GIVEN REQUEST:
Repeat each record below exactly, dropping the pictures.

○ ○ ○ ○ ○ ○ ○

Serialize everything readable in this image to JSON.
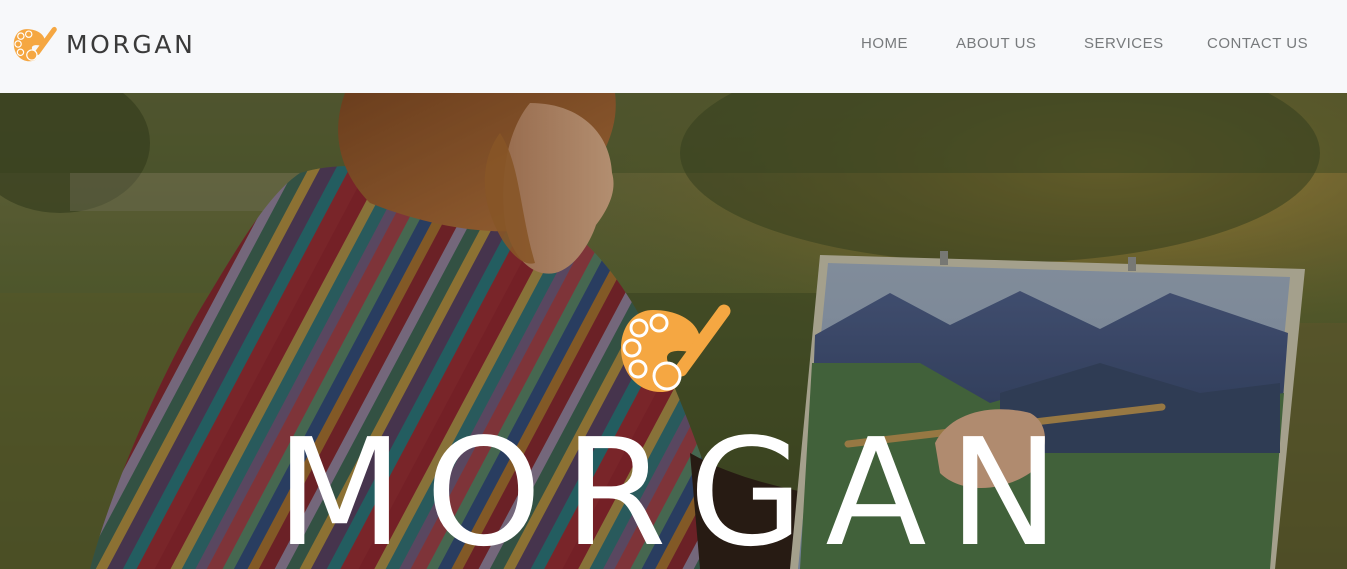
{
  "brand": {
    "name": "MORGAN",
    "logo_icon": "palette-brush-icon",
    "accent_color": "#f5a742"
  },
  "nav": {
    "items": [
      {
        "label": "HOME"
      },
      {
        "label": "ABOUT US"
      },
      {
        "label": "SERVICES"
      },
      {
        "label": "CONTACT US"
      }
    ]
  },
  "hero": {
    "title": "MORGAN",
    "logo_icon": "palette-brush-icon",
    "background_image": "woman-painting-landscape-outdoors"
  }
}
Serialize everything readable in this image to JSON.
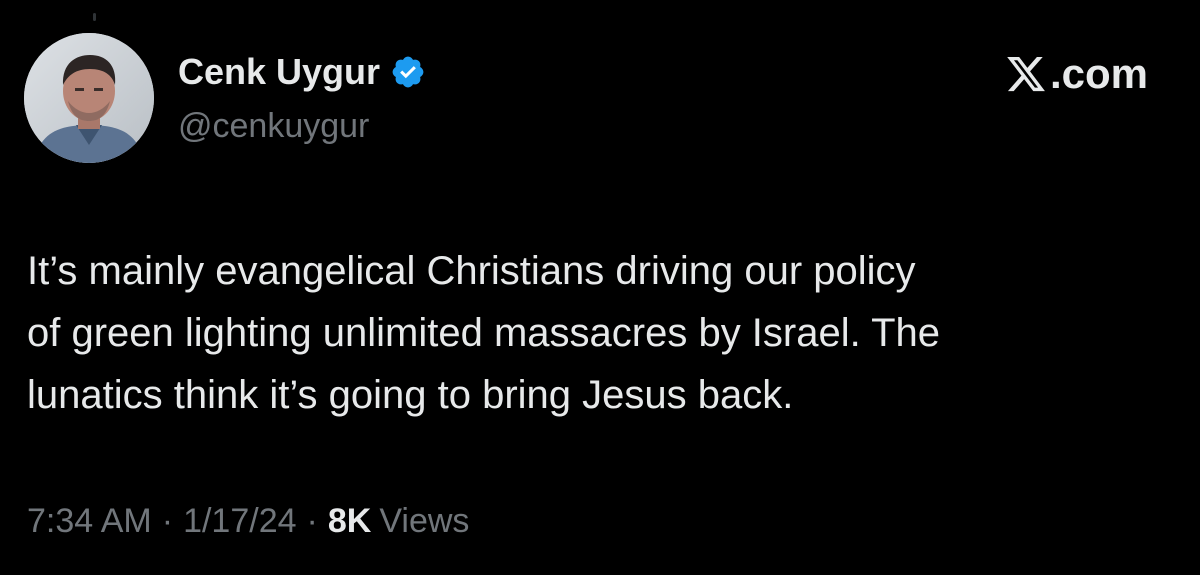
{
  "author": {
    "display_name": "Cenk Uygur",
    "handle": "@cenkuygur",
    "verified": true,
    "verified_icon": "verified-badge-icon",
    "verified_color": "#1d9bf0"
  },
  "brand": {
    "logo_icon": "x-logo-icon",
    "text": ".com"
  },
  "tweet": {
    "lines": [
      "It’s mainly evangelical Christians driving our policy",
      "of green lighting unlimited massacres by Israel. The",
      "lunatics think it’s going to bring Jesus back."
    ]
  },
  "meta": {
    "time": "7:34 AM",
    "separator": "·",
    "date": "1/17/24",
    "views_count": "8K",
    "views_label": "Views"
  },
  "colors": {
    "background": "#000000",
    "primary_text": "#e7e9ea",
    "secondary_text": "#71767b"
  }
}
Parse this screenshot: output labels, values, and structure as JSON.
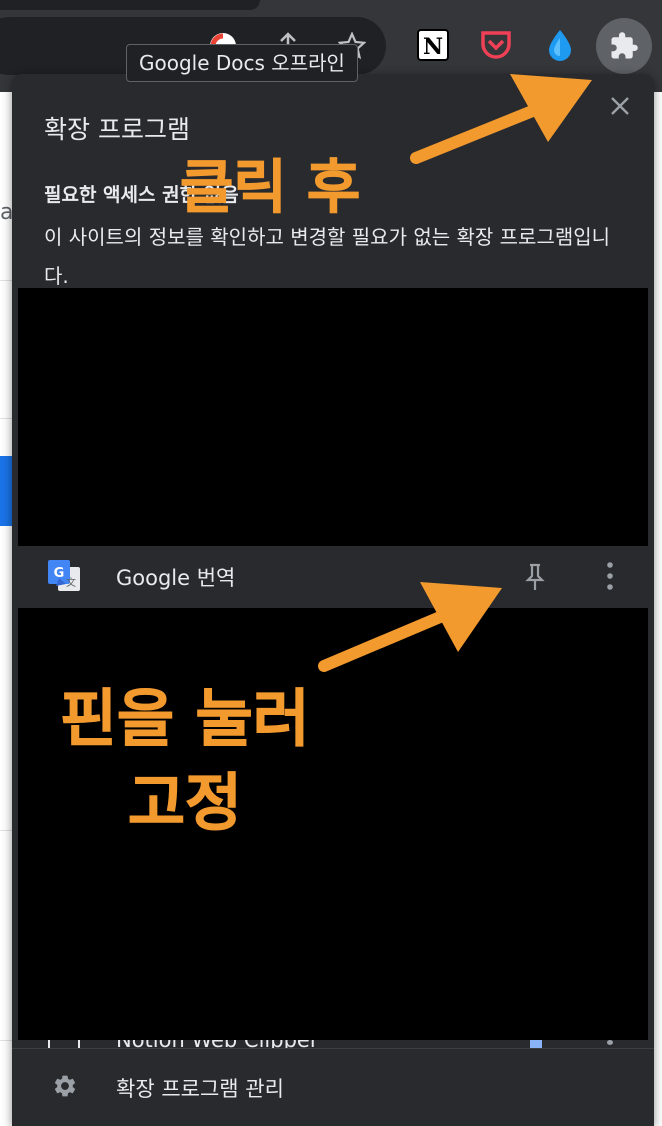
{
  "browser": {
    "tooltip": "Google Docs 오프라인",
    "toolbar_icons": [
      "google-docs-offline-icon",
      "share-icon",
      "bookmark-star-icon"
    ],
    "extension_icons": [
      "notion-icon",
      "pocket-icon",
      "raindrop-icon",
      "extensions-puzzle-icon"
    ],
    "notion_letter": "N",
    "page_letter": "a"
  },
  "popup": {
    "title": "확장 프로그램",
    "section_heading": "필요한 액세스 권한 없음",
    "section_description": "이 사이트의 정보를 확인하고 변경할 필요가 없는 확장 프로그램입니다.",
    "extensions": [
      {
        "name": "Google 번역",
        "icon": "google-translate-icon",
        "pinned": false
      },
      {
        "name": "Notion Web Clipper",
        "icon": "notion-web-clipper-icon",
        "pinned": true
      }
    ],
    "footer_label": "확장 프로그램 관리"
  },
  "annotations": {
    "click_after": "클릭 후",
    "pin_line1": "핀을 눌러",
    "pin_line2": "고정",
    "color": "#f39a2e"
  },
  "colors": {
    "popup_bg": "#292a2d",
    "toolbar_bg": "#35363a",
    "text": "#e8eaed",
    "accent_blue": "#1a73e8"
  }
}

○ ○ ○ ○ ○ ○ ○

COMPLETED EXERCISE:
Serialize everything readable in this image to JSON.
{
  "brand": {
    "name": "MORGAN",
    "logo_icon": "palette-brush-icon",
    "accent_color": "#f5a742"
  },
  "nav": {
    "items": [
      {
        "label": "HOME"
      },
      {
        "label": "ABOUT US"
      },
      {
        "label": "SERVICES"
      },
      {
        "label": "CONTACT US"
      }
    ]
  },
  "hero": {
    "title": "MORGAN",
    "logo_icon": "palette-brush-icon",
    "background_image": "woman-painting-landscape-outdoors"
  }
}
Serialize everything readable in this image to JSON.
{
  "author": {
    "display_name": "Cenk Uygur",
    "handle": "@cenkuygur",
    "verified": true,
    "verified_icon": "verified-badge-icon",
    "verified_color": "#1d9bf0"
  },
  "brand": {
    "logo_icon": "x-logo-icon",
    "text": ".com"
  },
  "tweet": {
    "lines": [
      "It’s mainly evangelical Christians driving our policy",
      "of green lighting unlimited massacres by Israel. The",
      "lunatics think it’s going to bring Jesus back."
    ]
  },
  "meta": {
    "time": "7:34 AM",
    "separator": "·",
    "date": "1/17/24",
    "views_count": "8K",
    "views_label": "Views"
  },
  "colors": {
    "background": "#000000",
    "primary_text": "#e7e9ea",
    "secondary_text": "#71767b"
  }
}
Parse this screenshot: output labels, values, and structure as JSON.
{
  "browser": {
    "tooltip": "Google Docs 오프라인",
    "toolbar_icons": [
      "google-docs-offline-icon",
      "share-icon",
      "bookmark-star-icon"
    ],
    "extension_icons": [
      "notion-icon",
      "pocket-icon",
      "raindrop-icon",
      "extensions-puzzle-icon"
    ],
    "notion_letter": "N",
    "page_letter": "a"
  },
  "popup": {
    "title": "확장 프로그램",
    "section_heading": "필요한 액세스 권한 없음",
    "section_description": "이 사이트의 정보를 확인하고 변경할 필요가 없는 확장 프로그램입니다.",
    "extensions": [
      {
        "name": "Google 번역",
        "icon": "google-translate-icon",
        "pinned": false
      },
      {
        "name": "Notion Web Clipper",
        "icon": "notion-web-clipper-icon",
        "pinned": true
      }
    ],
    "footer_label": "확장 프로그램 관리"
  },
  "annotations": {
    "click_after": "클릭 후",
    "pin_line1": "핀을 눌러",
    "pin_line2": "고정",
    "color": "#f39a2e"
  },
  "colors": {
    "popup_bg": "#292a2d",
    "toolbar_bg": "#35363a",
    "text": "#e8eaed",
    "accent_blue": "#1a73e8"
  }
}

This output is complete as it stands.